Excerpt provided →
********


    I don’t actually have a point, and I hope I’m not just doing “OMG what about the whitegurlz.” I just think it’s weird how this beauty standard has reversed itself among caucasians from what it was historically, and even weirder that the tanning standard seems to be more strictly enforced among the palest of the pale.

  7. Maybe I’m writing from too far away (Spain) but commenting the controversy about Angelina Jolie playing Marianne Pearl in a crowded room, I got the same response that first came to my mind when hearing about it: Marianne Pearl is not black. She probably doesn’t think she is. A friend’s father is cuban and half or a quarter black. My friend isn’t black. It sound as absurd from here as calling someone redhaired because one of her grandmothers was.

    In here as well, I’ve seen the side of colorism you’re talking about, but it’s mixed with ideas about blond blue eyed rednecks (Celts’s influence still shows in the country, but later waves of conquerors were darker), and a bit of contempt for people who don’t tan properly. Blond hair is nice, blue eyes are ok, but pale skin is not so good. So colorism can work in the reverse way.

  8. That line for me sums the thorny subject of colourism because ultimately it asks difficult and uncomfortable questions about identity and whether identity is based on hierarchies.

********

What you need to do →
1. Copy word for word the passage of the comments on colorism starting at "In here as well, I’ve" and ending at "based on hierarchies.".
2. Resume the comments on colorism, picking up after their final sentence.

Supplied records →

********

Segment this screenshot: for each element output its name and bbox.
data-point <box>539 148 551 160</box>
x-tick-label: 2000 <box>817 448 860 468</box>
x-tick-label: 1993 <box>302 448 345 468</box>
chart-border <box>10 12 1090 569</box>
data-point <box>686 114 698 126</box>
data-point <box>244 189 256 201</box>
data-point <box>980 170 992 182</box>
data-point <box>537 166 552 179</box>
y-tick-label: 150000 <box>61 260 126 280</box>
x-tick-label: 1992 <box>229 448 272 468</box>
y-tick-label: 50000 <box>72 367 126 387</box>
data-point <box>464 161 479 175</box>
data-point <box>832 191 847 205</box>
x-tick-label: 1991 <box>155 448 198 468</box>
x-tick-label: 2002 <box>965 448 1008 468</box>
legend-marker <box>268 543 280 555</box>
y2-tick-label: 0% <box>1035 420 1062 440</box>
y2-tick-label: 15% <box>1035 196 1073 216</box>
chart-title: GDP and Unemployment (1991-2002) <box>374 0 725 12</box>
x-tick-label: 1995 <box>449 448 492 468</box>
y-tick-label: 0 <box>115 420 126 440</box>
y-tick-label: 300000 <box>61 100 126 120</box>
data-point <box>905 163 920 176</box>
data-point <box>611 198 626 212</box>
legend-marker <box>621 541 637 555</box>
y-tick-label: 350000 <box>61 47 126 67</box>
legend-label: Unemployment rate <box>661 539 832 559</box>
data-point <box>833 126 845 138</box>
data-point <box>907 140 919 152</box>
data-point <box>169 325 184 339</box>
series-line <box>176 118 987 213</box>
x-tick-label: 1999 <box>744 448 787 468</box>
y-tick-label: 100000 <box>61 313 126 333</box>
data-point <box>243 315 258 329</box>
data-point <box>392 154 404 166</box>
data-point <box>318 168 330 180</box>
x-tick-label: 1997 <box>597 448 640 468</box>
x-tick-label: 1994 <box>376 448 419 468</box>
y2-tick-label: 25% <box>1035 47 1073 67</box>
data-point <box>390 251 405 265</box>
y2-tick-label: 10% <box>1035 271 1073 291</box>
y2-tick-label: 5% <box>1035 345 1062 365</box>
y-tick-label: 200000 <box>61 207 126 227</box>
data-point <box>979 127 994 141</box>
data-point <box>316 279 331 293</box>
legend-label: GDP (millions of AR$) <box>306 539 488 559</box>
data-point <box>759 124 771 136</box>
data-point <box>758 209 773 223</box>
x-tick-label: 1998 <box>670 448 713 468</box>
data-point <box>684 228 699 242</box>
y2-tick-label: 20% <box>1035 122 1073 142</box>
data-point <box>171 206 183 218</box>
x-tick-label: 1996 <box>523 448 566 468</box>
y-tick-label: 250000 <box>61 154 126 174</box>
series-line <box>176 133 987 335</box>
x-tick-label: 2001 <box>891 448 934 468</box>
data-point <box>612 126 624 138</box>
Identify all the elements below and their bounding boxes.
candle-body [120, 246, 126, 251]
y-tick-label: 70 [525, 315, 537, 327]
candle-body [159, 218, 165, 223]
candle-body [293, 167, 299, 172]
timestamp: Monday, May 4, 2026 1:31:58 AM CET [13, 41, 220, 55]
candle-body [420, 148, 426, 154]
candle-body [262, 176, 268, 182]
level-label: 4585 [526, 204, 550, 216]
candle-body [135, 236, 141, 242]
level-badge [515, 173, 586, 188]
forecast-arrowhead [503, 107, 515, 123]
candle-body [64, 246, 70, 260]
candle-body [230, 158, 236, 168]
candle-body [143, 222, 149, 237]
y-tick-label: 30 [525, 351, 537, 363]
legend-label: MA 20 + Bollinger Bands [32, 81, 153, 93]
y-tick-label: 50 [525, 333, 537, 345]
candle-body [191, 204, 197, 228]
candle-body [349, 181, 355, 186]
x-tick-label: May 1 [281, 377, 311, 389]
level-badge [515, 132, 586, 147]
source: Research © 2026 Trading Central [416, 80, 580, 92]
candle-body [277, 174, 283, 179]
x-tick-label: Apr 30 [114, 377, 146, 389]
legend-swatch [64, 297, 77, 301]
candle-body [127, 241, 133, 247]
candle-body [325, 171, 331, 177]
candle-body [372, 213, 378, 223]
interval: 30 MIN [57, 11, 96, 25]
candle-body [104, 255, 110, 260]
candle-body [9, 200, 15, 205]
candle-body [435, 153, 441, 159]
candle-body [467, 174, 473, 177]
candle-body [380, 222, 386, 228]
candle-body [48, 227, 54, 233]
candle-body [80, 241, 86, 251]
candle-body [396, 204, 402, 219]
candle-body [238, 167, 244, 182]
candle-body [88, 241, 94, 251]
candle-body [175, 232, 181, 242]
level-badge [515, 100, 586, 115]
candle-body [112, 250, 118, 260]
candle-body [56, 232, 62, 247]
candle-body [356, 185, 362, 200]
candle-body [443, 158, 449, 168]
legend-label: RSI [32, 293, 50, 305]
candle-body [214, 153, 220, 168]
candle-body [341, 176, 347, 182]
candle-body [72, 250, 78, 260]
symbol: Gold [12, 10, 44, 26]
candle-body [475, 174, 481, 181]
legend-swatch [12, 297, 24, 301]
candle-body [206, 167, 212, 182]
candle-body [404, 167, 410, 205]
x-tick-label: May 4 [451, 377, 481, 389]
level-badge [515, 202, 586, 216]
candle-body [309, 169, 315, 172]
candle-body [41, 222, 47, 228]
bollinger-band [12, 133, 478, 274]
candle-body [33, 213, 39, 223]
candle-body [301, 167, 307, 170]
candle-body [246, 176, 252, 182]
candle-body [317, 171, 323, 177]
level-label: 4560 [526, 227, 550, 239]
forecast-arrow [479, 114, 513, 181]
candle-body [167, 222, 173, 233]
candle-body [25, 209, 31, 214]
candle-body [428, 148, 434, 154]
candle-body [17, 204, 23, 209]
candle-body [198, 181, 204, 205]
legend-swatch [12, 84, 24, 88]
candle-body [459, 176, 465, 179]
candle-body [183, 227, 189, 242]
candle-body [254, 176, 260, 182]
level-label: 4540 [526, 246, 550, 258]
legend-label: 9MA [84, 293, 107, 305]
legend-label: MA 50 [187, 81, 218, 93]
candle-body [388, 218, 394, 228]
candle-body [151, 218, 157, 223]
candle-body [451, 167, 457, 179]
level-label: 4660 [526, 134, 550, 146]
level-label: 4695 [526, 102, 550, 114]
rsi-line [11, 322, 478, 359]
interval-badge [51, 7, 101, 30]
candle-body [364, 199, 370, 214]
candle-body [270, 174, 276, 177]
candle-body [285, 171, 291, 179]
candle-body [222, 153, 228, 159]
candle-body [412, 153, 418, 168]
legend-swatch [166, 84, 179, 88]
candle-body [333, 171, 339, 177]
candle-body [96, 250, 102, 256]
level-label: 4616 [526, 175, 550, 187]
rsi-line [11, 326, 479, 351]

********

Answers to this exercise →
1.
In here as well, I’ve seen the side of colorism you’re talking about, but it’s mixed with ideas about blond blue eyed rednecks (Celts’s influence still shows in the country, but later waves of conquerors were darker), and a bit of contempt for people who don’t tan properly. Blond hair is nice, blue eyes are ok, but pale skin is not so good. So colorism can work in the reverse way.

  8. That line for me sums the thorny subject of colourism because ultimately it asks difficult and uncomfortable questions about identity and whether identity is based on hierarchies.

2.
    Yes. When a person grows up amidst the toxic sludge of racism, that person learns where on the hierarchical ladder he or she stands. You know, my daughter is in the second grade, and that’s an age where children are really becoming vocal about racial/ethnic awareness, and trying to figure out racism—why it exists. It’s very confusing to children, precisely because it doesn’t make any damn sense. It’s heartbreaking to know they have to navigate around this supreme dysfunction. I tell my girl, “There is no figuring it out. It’s stupid. It’s evil. If your first instinct is to think that it doesn’t make any sense, then you’re on the right track—it doesn’t make any sense. Racism is rotten; don’t let it infect your mind.”

  9. Anthony Hopkins in glasses would look somewhat like Walter Francis White, who looked like a mild-mannered Minnesota accountant, but was the executive secretary of the NAACP for a long time and was run out of Phillips County, Arkansas in 1919 for being a “damned yellow n*gger.” He had blonde hair and blue eyes…and five black great-great-great-grandparents.

    Under the Jim Crow laws, White was, in fact, a “Negro,” pale skin, hair, and eyes or not. I suspect that sort of sentiment is rather what the makers of the movie were trying to convey.

  10. its no secret to anyone who knows me (which no one here does) that i don’t “get” racism – we are all of one race – human. i didn’t even know that something like “colorism” even existed until i read “Feast of All Saints” by Anne Rice – and i didn’t know it STILL existed until about a year ago. my boyfriend is black – fairly dark (he really is the color of milk chocolate) – and one of his old high school buddys met me and accused my b/f of colorism.
    and i was totally bewildered.

    its even worse for me, in a way, because my mom’s side of the family are ALL Cherokee – and i have porphyria, a genetic blood disorder that sorta bleaches skin, among other things. when i was younger, i “passed” as Cherokee; now, i am somehow white again.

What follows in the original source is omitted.